Return exactly the lines of the entries that start at the line containing "Convert this screenshot" and continue to the last line. Omit the pictures.

★ ★ ★ ★ ★ ★ ★

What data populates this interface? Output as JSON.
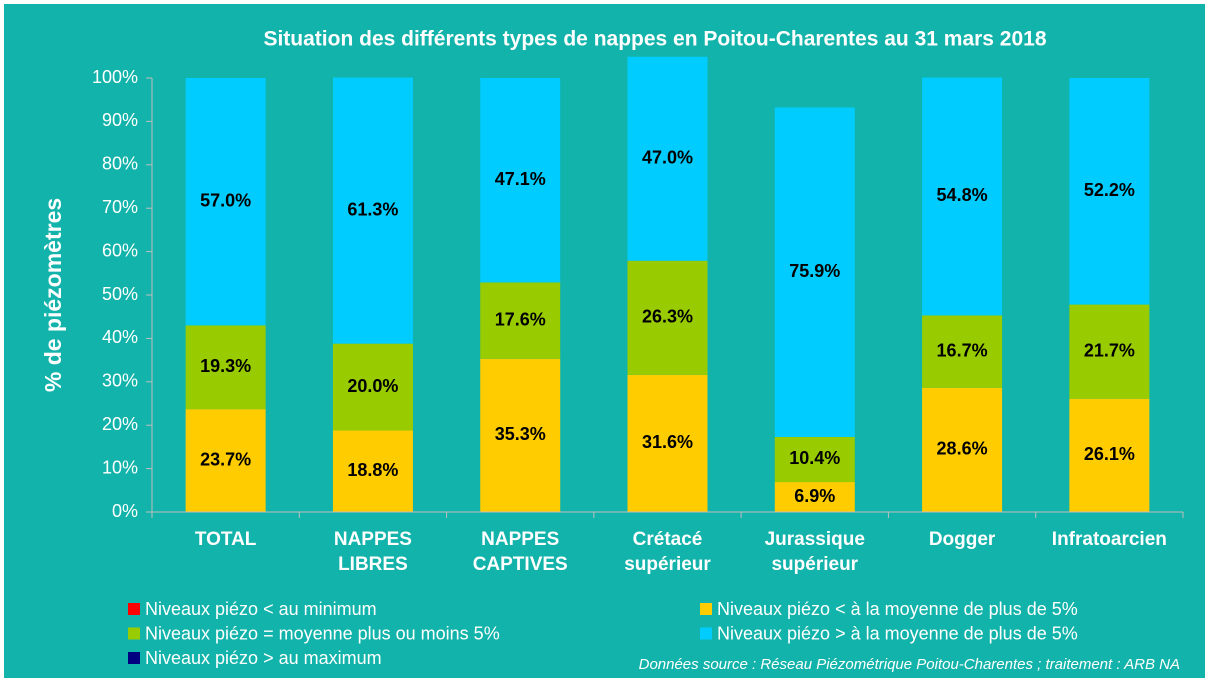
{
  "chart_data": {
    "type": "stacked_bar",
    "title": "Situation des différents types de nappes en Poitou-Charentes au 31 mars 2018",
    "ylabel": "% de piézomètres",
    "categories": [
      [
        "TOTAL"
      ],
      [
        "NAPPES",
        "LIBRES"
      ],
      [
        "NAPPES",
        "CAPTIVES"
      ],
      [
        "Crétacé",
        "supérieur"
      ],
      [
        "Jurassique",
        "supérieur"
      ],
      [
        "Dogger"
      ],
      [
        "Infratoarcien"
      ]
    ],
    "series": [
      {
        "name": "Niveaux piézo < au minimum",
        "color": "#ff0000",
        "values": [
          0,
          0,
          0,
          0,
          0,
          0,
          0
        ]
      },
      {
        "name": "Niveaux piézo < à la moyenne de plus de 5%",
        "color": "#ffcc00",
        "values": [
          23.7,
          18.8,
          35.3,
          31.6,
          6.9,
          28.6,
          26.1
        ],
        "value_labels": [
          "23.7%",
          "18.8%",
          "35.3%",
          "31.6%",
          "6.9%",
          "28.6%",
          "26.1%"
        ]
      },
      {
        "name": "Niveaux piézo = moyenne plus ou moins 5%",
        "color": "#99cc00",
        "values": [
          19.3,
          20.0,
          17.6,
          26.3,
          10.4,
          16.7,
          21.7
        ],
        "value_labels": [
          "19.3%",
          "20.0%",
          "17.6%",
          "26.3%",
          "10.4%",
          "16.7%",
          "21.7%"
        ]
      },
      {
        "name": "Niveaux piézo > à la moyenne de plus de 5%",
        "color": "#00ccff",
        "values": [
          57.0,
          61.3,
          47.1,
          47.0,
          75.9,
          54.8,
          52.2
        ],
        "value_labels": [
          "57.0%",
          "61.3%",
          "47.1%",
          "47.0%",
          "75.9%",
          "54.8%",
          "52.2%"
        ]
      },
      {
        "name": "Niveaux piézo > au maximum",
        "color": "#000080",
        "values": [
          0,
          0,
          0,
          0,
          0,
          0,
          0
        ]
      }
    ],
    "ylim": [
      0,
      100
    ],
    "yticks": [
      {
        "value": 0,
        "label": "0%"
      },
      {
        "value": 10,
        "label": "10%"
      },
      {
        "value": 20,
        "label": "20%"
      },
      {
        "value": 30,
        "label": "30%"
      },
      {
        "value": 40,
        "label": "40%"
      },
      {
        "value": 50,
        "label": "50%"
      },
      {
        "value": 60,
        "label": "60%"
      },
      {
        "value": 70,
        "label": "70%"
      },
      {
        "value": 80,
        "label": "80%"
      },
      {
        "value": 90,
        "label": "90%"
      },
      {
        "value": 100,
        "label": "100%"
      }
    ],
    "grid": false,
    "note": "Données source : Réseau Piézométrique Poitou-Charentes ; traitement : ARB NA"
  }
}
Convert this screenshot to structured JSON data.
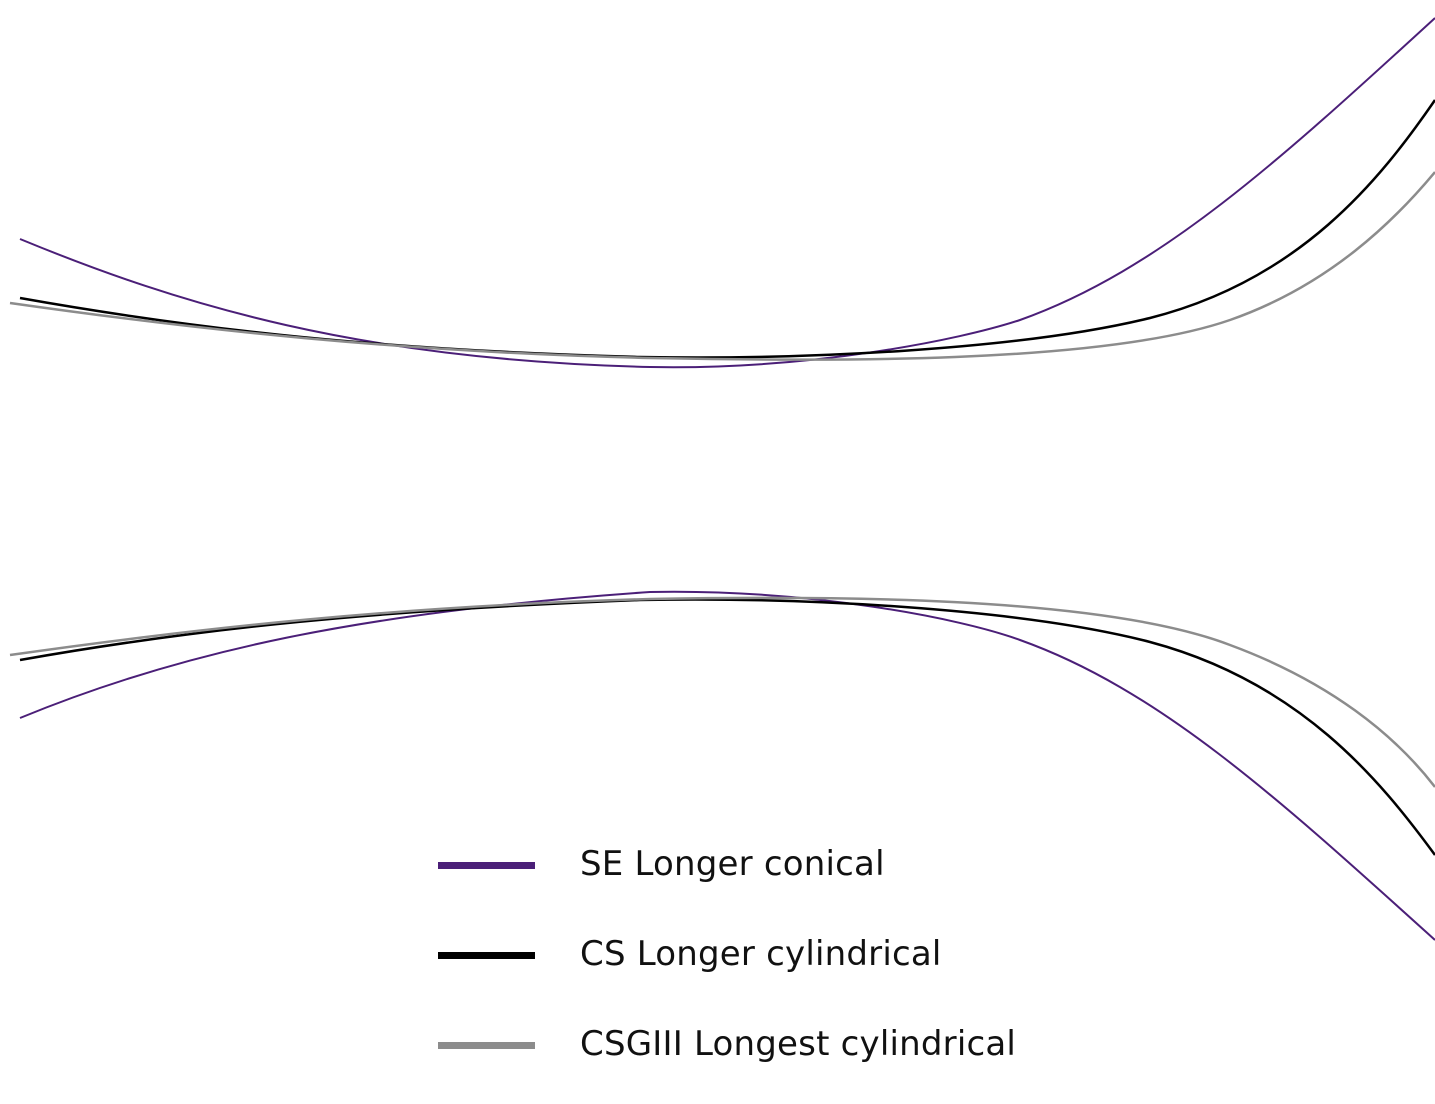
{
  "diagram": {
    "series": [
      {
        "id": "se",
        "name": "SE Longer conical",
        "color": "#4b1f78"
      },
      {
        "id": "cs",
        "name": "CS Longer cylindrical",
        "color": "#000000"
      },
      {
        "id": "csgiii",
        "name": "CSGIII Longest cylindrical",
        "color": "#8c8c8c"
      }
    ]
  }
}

★ ★ ★ ★ ★ ★ ★

■ **Expected answer**:
Convert this screenshot to structured JSON data.
{
  "diagram": {
    "series": [
      {
        "id": "se",
        "name": "SE Longer conical",
        "color": "#4b1f78"
      },
      {
        "id": "cs",
        "name": "CS Longer cylindrical",
        "color": "#000000"
      },
      {
        "id": "csgiii",
        "name": "CSGIII Longest cylindrical",
        "color": "#8c8c8c"
      }
    ]
  }
}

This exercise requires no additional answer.